▸ **Task goal**
Starting from the line that contains "Convert this screenshot", reproduce each line exactly through the end of the material, and include no other lines.

▸ **Extracted data**
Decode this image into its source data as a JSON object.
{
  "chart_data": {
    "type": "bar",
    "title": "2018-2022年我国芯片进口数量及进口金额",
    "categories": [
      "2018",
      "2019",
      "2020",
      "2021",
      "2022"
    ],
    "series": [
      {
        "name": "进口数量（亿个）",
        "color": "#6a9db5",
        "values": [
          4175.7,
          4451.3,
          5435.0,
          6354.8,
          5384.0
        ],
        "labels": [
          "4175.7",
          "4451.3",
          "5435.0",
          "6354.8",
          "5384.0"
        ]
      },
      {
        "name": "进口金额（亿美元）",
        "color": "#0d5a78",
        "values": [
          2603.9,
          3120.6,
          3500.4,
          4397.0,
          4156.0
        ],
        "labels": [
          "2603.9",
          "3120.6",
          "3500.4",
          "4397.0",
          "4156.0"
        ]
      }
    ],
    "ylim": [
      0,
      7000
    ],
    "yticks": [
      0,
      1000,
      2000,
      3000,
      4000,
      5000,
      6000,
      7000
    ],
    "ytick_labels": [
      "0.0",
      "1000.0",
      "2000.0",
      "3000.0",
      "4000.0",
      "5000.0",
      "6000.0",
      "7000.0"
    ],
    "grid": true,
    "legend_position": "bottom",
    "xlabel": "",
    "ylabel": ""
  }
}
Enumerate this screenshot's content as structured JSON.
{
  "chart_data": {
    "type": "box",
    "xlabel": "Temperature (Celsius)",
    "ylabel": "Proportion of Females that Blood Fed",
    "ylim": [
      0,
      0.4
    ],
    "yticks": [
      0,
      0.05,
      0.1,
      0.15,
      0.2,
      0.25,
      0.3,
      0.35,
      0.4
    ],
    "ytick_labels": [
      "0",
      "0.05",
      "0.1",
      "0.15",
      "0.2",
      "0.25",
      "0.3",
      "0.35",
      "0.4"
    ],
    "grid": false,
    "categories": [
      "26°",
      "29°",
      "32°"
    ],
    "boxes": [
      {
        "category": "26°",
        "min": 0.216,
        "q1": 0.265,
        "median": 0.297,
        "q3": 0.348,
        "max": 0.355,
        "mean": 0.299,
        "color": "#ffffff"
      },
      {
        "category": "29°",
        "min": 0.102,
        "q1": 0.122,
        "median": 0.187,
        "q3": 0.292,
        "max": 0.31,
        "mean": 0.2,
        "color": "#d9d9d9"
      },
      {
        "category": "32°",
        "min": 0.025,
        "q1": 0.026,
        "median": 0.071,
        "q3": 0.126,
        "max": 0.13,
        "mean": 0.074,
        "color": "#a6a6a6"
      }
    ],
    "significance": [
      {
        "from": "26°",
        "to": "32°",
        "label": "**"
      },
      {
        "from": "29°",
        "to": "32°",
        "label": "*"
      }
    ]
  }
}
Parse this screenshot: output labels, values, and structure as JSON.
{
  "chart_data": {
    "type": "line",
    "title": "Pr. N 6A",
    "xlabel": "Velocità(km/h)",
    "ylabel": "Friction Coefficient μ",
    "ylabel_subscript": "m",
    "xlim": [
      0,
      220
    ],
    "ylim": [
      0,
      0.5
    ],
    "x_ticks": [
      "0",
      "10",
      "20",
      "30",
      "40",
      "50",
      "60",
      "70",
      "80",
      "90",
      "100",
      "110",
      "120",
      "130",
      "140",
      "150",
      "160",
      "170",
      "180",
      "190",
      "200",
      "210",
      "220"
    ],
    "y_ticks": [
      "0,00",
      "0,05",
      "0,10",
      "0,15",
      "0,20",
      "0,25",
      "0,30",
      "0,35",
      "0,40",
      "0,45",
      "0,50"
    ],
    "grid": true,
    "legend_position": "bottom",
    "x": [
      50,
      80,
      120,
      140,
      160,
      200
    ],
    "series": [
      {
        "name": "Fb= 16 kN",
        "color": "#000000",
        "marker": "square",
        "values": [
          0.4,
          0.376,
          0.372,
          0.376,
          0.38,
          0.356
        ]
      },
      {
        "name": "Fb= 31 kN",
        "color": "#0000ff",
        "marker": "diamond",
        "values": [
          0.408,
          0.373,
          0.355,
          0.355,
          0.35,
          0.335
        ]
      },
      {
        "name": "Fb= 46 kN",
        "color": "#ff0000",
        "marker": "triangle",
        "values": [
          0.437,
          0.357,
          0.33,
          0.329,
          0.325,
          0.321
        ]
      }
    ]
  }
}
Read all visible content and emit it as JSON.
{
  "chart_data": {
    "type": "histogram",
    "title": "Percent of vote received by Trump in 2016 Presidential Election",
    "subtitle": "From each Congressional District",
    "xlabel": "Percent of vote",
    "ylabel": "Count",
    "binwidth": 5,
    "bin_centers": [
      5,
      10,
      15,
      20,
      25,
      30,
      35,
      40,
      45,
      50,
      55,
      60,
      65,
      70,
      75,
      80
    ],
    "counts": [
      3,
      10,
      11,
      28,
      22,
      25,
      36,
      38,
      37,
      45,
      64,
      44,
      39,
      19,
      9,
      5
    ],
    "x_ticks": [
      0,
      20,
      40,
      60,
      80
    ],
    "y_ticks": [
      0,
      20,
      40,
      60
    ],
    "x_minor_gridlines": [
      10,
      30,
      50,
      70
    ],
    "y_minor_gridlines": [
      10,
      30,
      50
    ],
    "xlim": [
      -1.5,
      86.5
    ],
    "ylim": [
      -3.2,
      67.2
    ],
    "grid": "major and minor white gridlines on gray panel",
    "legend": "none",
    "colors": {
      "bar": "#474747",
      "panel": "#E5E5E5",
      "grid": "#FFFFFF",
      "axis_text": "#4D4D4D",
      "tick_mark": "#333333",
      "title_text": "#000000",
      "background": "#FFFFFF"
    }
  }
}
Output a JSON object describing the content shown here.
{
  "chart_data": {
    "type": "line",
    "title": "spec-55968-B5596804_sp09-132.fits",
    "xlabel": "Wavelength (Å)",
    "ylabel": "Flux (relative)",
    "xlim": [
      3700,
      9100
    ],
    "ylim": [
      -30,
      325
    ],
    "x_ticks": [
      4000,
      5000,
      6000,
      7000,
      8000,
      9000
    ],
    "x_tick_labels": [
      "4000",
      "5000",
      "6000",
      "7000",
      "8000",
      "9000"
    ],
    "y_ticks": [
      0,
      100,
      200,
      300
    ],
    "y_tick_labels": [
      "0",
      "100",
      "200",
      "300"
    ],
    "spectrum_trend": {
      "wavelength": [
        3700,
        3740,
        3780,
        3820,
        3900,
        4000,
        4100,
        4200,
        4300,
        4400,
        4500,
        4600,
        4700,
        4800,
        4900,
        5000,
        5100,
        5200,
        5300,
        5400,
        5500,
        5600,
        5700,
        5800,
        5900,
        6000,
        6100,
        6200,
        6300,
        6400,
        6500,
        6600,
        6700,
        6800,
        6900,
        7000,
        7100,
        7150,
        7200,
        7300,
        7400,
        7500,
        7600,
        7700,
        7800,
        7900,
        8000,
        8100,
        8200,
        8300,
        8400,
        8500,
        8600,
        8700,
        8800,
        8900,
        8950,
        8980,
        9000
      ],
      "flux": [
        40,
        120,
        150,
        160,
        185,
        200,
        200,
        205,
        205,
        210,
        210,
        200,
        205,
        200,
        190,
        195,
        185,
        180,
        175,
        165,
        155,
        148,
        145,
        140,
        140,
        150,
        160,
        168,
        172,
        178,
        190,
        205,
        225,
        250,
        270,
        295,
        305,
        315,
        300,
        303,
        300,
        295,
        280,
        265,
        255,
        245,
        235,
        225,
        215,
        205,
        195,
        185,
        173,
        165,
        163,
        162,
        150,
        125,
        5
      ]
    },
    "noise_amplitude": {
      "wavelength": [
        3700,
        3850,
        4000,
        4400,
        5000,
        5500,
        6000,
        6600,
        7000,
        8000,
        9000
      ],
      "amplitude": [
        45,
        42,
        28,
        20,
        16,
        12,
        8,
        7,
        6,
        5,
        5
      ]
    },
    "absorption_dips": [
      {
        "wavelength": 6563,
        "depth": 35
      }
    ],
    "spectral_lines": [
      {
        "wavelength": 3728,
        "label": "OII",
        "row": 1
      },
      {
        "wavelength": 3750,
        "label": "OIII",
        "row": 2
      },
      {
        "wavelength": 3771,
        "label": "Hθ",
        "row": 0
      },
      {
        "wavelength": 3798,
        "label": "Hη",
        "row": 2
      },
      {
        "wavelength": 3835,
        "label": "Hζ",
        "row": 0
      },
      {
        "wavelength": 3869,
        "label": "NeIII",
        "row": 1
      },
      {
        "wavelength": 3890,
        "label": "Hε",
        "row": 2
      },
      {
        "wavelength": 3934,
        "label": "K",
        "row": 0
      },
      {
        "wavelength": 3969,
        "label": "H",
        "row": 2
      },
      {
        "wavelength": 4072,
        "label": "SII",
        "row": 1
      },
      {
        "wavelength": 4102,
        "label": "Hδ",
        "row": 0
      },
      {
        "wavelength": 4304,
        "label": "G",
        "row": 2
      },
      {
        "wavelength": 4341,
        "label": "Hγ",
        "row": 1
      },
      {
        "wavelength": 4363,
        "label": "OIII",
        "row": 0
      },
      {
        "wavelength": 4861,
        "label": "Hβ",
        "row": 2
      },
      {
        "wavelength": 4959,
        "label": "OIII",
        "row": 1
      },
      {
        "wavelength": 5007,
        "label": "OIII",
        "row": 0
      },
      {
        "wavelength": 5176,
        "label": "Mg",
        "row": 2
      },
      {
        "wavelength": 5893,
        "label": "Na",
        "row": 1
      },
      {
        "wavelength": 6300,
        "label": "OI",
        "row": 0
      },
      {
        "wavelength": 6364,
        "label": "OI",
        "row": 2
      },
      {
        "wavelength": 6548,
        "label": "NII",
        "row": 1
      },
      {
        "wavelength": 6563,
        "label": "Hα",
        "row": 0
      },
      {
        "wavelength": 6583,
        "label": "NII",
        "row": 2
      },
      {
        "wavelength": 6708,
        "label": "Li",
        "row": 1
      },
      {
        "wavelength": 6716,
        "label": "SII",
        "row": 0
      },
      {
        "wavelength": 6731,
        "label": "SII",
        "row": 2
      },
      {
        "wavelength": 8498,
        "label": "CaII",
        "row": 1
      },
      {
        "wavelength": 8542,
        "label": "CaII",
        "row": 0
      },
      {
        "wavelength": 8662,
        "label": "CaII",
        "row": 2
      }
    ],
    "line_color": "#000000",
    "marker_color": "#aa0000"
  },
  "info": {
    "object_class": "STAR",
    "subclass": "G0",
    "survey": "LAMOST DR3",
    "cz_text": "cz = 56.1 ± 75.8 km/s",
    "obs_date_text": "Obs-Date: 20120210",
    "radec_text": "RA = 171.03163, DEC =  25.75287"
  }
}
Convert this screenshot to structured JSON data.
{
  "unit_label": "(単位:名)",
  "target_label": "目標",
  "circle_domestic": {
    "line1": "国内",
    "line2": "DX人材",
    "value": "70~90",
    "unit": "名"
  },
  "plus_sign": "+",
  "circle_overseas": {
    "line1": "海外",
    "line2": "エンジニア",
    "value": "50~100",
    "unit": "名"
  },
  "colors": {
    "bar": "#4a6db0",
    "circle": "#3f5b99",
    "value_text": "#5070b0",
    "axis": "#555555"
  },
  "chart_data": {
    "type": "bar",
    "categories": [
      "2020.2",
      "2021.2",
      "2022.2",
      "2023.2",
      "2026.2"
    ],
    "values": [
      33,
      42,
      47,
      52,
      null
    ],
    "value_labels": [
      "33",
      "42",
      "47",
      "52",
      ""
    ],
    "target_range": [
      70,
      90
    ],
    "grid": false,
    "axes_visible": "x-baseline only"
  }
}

▸ **Finished task**
Convert this screenshot to structured JSON data.
{
  "unit_label": "(単位:名)",
  "target_label": "目標",
  "circle_domestic": {
    "line1": "国内",
    "line2": "DX人材",
    "value": "70~90",
    "unit": "名"
  },
  "plus_sign": "+",
  "circle_overseas": {
    "line1": "海外",
    "line2": "エンジニア",
    "value": "50~100",
    "unit": "名"
  },
  "colors": {
    "bar": "#4a6db0",
    "circle": "#3f5b99",
    "value_text": "#5070b0",
    "axis": "#555555"
  },
  "chart_data": {
    "type": "bar",
    "categories": [
      "2020.2",
      "2021.2",
      "2022.2",
      "2023.2",
      "2026.2"
    ],
    "values": [
      33,
      42,
      47,
      52,
      null
    ],
    "value_labels": [
      "33",
      "42",
      "47",
      "52",
      ""
    ],
    "target_range": [
      70,
      90
    ],
    "grid": false,
    "axes_visible": "x-baseline only"
  }
}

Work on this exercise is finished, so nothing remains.